• _The problem_
Render each line of the records below as a numbered list, leaving out any blank lines.

Bounding box annotations:
---
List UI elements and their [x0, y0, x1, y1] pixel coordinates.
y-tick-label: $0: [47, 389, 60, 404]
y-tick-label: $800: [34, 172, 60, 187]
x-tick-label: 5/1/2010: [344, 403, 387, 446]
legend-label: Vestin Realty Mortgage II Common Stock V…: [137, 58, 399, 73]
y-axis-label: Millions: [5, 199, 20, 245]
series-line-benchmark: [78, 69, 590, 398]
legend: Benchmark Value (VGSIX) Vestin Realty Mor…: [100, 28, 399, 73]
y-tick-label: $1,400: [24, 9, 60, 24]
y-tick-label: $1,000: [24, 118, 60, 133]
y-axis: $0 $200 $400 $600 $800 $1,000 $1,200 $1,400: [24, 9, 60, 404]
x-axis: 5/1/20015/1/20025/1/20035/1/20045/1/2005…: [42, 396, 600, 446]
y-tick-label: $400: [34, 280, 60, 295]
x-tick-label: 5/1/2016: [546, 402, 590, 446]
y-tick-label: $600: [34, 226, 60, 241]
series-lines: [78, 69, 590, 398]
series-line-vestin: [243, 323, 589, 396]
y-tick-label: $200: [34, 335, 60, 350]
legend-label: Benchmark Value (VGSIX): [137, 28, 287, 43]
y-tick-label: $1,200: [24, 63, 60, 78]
---
• _Task answer_
1. List UI elements and their [x0, y0, x1, y1] pixel coordinates.
2. y-tick-label: $0: [47, 389, 60, 404]
3. y-tick-label: $800: [34, 172, 60, 187]
4. x-tick-label: 5/1/2010: [344, 403, 387, 446]
5. legend-label: Vestin Realty Mortgage II Common Stock V…: [137, 58, 399, 73]
6. y-axis-label: Millions: [5, 199, 20, 245]
7. series-line-benchmark: [78, 69, 590, 398]
8. legend: Benchmark Value (VGSIX) Vestin Realty Mor…: [100, 28, 399, 73]
9. y-tick-label: $1,400: [24, 9, 60, 24]
10. y-tick-label: $1,000: [24, 118, 60, 133]
11. y-axis: $0 $200 $400 $600 $800 $1,000 $1,200 $1,400: [24, 9, 60, 404]
12. x-axis: 5/1/20015/1/20025/1/20035/1/20045/1/2005…: [42, 396, 600, 446]
13. y-tick-label: $400: [34, 280, 60, 295]
14. x-tick-label: 5/1/2016: [546, 402, 590, 446]
15. y-tick-label: $600: [34, 226, 60, 241]
16. series-lines: [78, 69, 590, 398]
17. series-line-vestin: [243, 323, 589, 396]
18. y-tick-label: $200: [34, 335, 60, 350]
19. legend-label: Benchmark Value (VGSIX): [137, 28, 287, 43]
20. y-tick-label: $1,200: [24, 63, 60, 78]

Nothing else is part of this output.